Start Records for the task
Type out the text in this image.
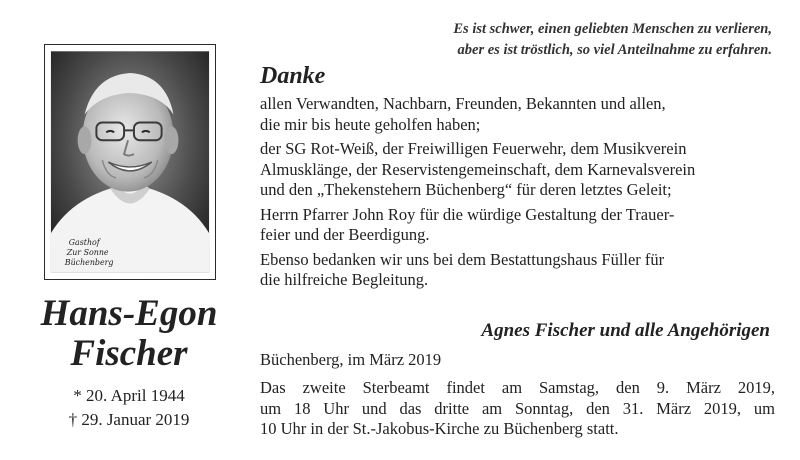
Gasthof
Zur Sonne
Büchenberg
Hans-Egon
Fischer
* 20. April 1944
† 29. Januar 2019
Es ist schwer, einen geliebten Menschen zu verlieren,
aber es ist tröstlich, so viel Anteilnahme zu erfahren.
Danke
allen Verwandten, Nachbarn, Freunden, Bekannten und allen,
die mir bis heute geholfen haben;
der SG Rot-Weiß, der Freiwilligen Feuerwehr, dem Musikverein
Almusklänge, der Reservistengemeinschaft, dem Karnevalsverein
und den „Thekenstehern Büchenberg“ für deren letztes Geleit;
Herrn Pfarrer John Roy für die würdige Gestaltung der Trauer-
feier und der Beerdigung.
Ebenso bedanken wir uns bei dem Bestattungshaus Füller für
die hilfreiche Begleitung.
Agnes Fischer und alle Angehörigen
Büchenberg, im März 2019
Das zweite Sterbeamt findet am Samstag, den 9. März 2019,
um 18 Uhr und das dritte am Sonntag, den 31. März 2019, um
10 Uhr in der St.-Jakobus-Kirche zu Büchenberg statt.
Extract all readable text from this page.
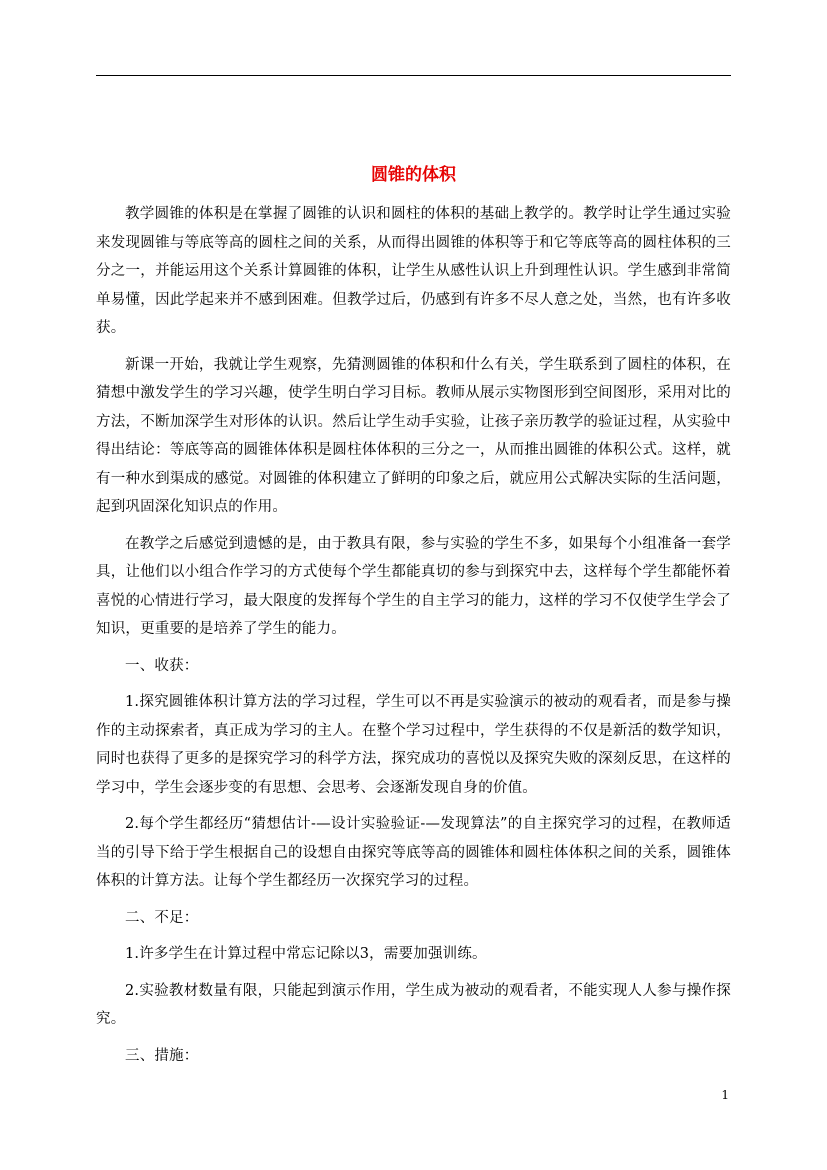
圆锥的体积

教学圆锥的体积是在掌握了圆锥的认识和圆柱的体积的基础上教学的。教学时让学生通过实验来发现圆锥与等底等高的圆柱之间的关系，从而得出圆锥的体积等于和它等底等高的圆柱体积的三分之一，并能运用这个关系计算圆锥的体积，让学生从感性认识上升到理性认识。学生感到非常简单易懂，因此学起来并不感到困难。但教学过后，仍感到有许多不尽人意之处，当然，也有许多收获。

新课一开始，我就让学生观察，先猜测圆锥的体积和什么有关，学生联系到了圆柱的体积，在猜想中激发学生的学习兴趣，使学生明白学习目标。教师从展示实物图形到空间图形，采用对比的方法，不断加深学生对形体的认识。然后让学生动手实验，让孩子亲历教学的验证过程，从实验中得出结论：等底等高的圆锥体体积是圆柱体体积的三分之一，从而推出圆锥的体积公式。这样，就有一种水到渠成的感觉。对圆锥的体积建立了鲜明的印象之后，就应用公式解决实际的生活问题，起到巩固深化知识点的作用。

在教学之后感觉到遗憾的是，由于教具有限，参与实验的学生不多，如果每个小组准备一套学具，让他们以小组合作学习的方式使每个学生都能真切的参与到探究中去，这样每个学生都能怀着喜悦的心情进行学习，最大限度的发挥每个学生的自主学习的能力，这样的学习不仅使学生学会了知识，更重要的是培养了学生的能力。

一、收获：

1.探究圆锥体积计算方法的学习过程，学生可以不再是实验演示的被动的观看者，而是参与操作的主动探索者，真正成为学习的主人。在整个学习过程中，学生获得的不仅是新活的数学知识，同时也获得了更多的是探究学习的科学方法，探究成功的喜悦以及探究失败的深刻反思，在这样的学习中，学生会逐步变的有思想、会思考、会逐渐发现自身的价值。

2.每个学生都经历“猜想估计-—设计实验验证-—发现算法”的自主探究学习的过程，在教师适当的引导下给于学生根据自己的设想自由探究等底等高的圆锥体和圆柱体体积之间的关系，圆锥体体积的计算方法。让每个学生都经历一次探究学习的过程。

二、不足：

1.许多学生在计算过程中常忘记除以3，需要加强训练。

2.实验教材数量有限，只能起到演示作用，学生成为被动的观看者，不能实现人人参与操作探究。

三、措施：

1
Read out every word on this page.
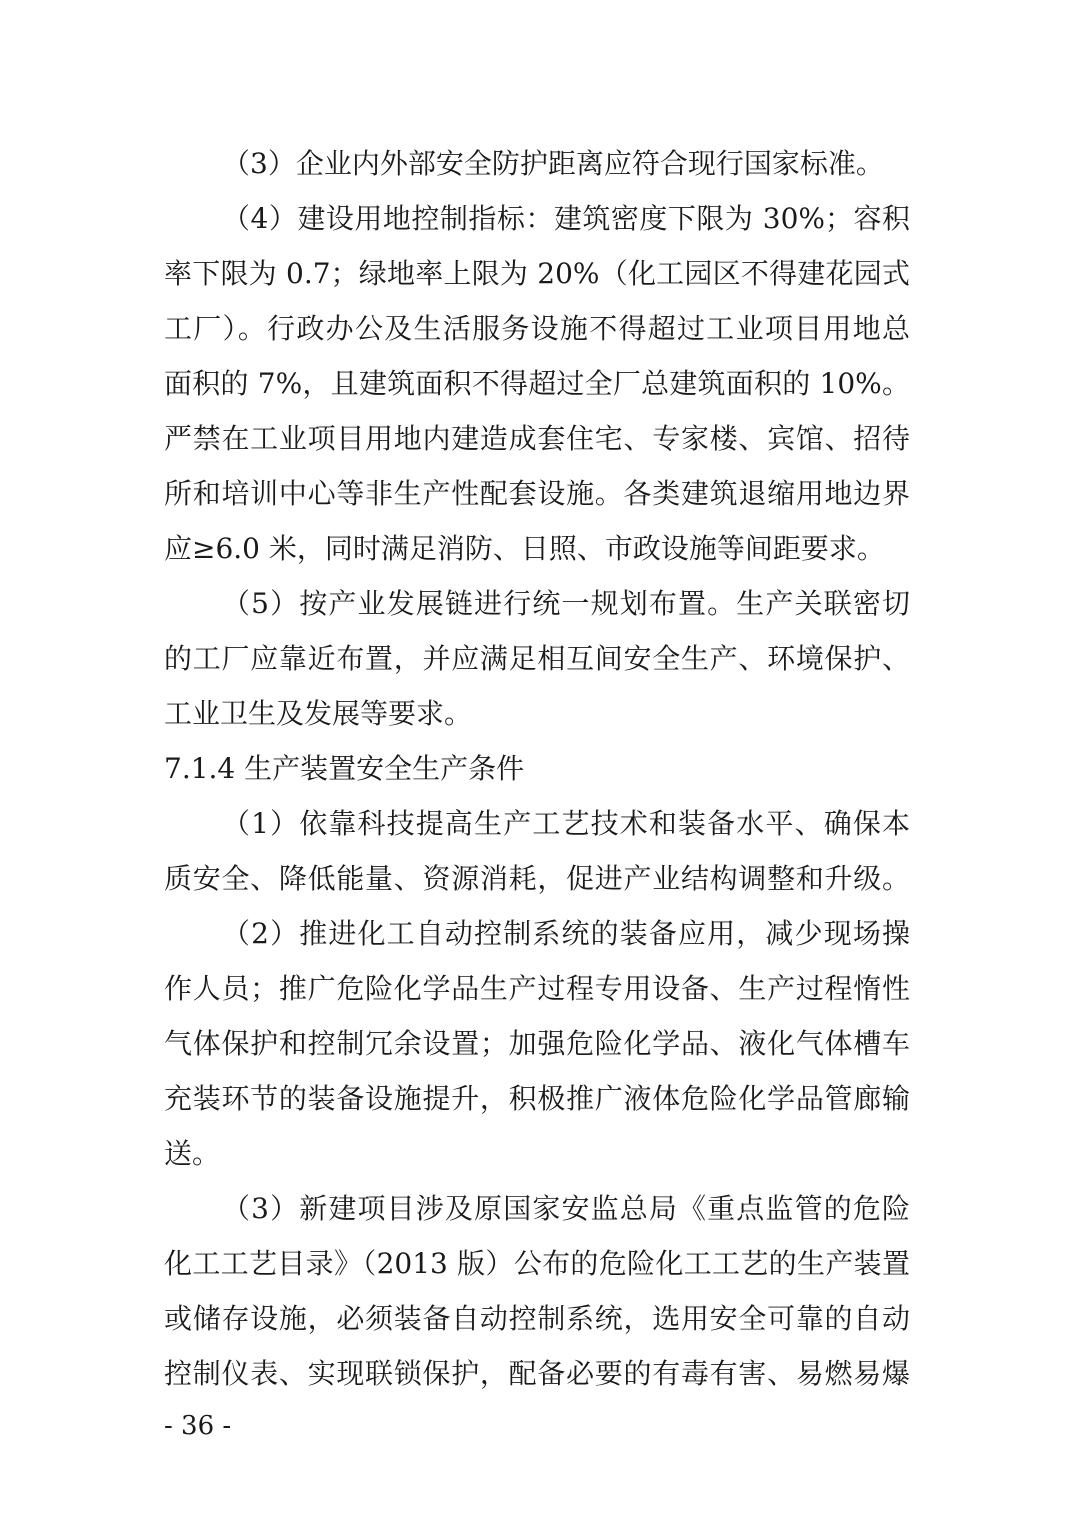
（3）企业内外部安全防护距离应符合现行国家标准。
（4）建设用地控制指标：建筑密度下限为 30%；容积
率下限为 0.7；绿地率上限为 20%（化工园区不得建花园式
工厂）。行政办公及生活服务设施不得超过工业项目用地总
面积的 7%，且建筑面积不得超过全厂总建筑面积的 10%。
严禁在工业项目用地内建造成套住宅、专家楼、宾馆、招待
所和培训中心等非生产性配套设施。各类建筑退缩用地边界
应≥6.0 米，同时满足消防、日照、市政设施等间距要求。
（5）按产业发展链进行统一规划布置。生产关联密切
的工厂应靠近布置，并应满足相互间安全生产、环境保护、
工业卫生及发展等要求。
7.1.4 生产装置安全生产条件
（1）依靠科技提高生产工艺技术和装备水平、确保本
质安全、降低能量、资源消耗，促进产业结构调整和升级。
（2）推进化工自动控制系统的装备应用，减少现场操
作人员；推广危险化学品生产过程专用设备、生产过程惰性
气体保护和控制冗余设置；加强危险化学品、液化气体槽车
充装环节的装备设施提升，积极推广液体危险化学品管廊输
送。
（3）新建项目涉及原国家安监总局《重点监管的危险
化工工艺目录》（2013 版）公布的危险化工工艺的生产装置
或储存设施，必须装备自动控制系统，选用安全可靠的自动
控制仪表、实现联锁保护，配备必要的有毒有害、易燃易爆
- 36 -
End Records for the task
Start Records for the task
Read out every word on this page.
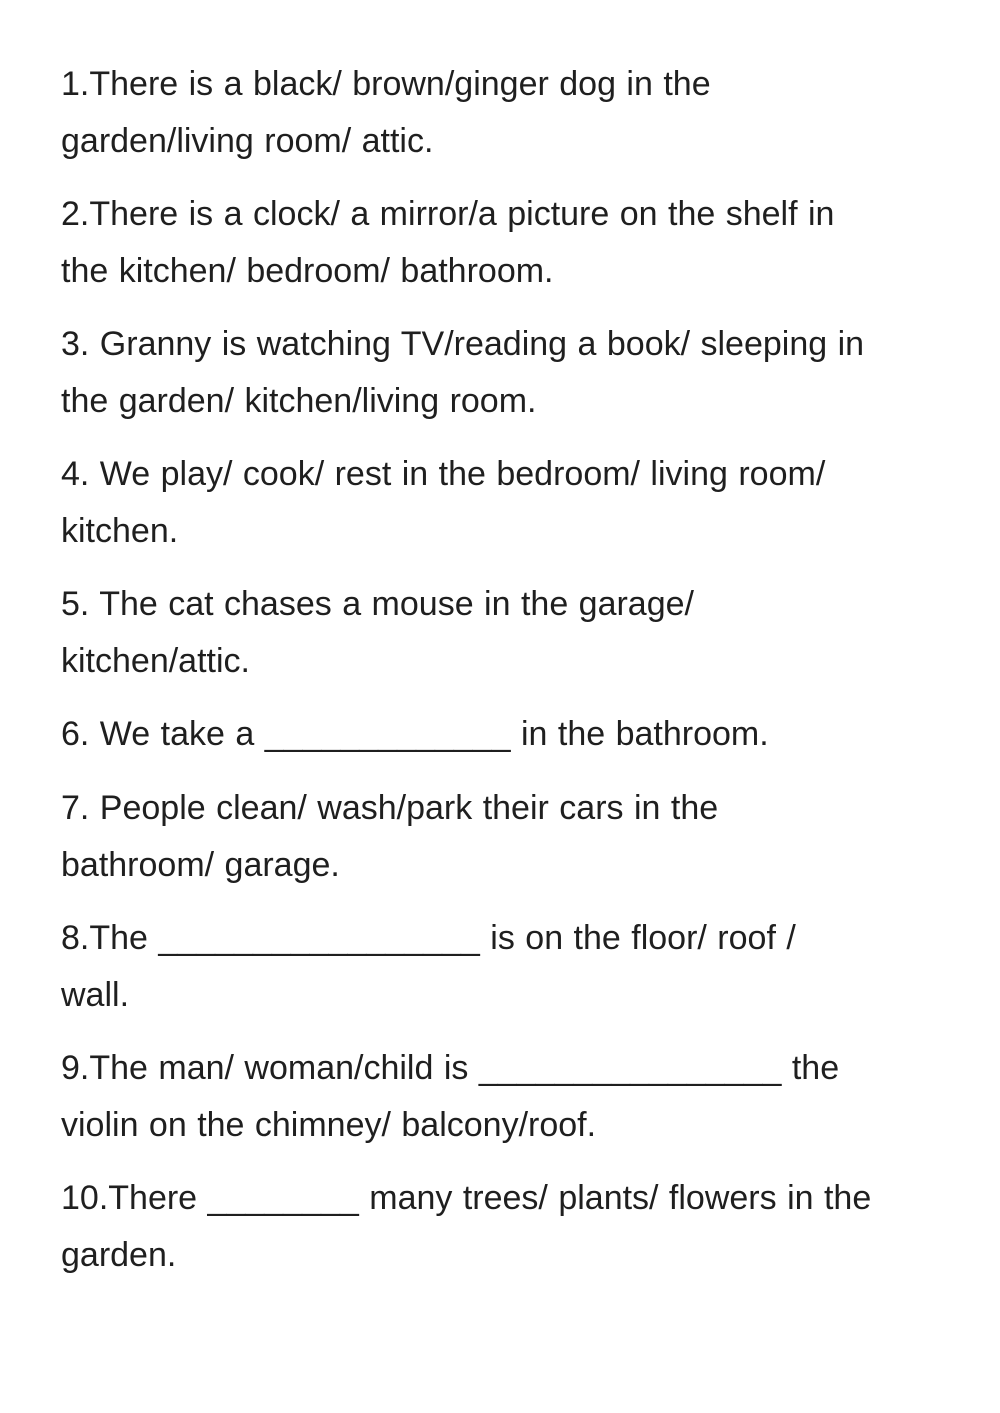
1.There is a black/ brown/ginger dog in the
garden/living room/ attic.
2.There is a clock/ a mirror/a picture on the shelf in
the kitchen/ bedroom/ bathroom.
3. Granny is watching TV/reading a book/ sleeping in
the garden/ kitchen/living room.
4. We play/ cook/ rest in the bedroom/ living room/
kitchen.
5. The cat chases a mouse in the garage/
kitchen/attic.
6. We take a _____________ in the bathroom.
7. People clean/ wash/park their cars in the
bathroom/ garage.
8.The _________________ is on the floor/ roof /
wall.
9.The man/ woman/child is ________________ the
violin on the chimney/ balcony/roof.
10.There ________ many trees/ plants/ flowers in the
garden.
End Records for the task
Start Records for the task
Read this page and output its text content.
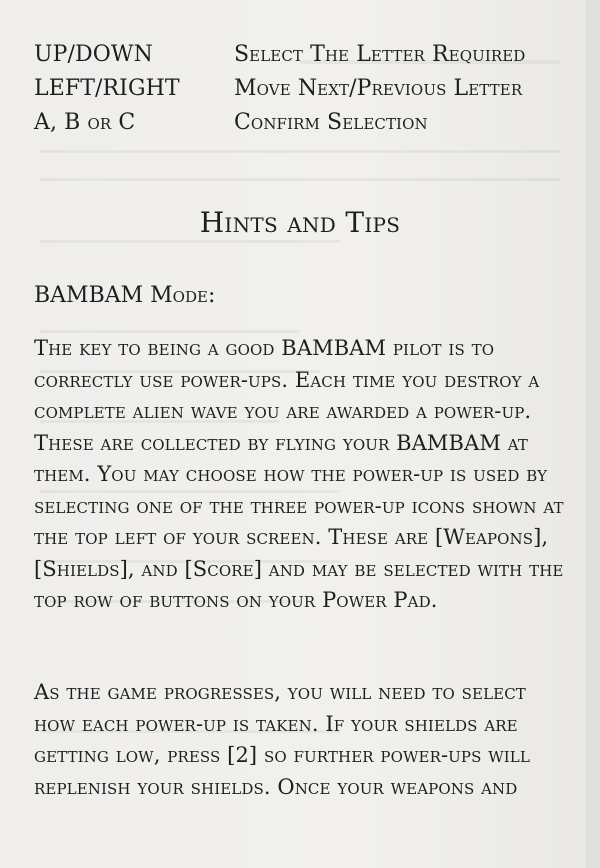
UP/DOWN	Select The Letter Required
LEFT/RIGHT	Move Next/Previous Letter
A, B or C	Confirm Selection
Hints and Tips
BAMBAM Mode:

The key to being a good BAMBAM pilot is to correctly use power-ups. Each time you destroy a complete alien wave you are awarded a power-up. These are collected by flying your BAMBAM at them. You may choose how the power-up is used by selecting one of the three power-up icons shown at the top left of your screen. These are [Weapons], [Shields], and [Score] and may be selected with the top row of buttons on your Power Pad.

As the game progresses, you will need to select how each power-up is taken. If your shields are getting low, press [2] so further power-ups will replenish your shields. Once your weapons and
End Records for the task
__Written request__. Pick each line holding the word "text" out of the data and copy it.

__Answer to this problem__.
Type out the text in this image.
Extract all readable text from this page.
Read this page and output its text content.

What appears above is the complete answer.